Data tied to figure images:

********************

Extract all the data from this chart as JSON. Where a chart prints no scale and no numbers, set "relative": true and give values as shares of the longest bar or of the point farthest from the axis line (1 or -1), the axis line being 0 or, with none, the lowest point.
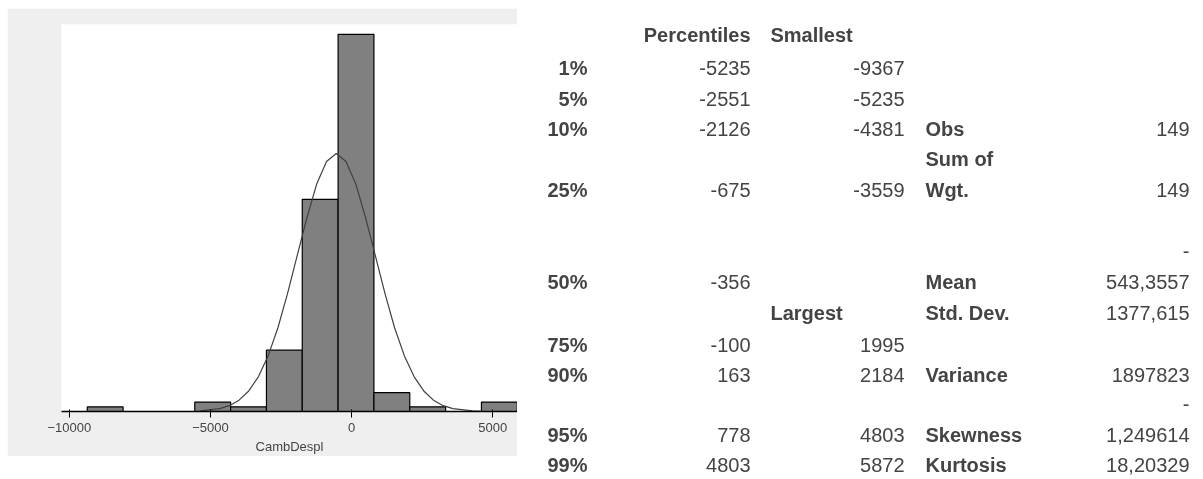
{
  "chart_data": [
    {
      "type": "histogram",
      "relative": true,
      "xlabel": "CambDespl",
      "color": "#808080",
      "bins": [
        -9367,
        -8097,
        -6827,
        -5557,
        -4287,
        -3017,
        -1748,
        -478,
        792,
        2062,
        3332,
        4602,
        5872
      ],
      "values": [
        0.0125,
        0,
        0,
        0.025,
        0.0125,
        0.1625,
        0.5625,
        1,
        0.05,
        0.0125,
        0,
        0.025
      ],
      "xlim": [
        -10280,
        5880
      ],
      "xticks": [
        -10000,
        -5000,
        0,
        5000
      ],
      "annotations": [
        "0"
      ],
      "series": [
        {
          "type": "line",
          "color": "#404040",
          "x": [
            -5366,
            -4677,
            -4333,
            -3988,
            -3644,
            -3299,
            -2955,
            -2610,
            -2266,
            -1921,
            -1577,
            -1232,
            -888,
            -543,
            -198,
            146,
            491,
            835,
            1180,
            1524,
            1869,
            2213,
            2558,
            2902,
            3247,
            3591,
            4280,
            4625
          ],
          "values": [
            0.0015,
            0.0076,
            0.0155,
            0.03,
            0.0545,
            0.0926,
            0.148,
            0.222,
            0.314,
            0.415,
            0.515,
            0.604,
            0.663,
            0.684,
            0.663,
            0.604,
            0.515,
            0.415,
            0.314,
            0.222,
            0.148,
            0.0926,
            0.0545,
            0.03,
            0.0155,
            0.0076,
            0.0015,
            0.0006
          ]
        }
      ]
    },
    {
      "type": "other",
      "annotations": [
        "Percentiles",
        "Smallest",
        "1%",
        "-5235",
        "-9367",
        "5%",
        "-2551",
        "-5235",
        "10%",
        "-2126",
        "-4381",
        "Obs",
        "149",
        "25%",
        "-675",
        "-3559",
        "Sum of\nWgt.",
        "149",
        "50%",
        "-356",
        "Mean",
        "-\n543,3557",
        "Largest",
        "Std. Dev.",
        "1377,615",
        "75%",
        "-100",
        "1995",
        "90%",
        "163",
        "2184",
        "Variance",
        "1897823",
        "95%",
        "778",
        "4803",
        "Skewness",
        "-\n1,249614",
        "99%",
        "4803",
        "5872",
        "Kurtosis",
        "18,20329"
      ]
    }
  ]
}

********************

_Work to be completed:_
Check each line of the entries above for the word "true". List the ones that have it.

_Task solution:_
Extract all the data from this chart as JSON. Where a chart prints no scale and no numbers, set "relative": true and give values as shares of the longest bar or of the point farthest from the axis line (1 or -1), the axis line being 0 or, with none, the lowest point.
      "relative": true,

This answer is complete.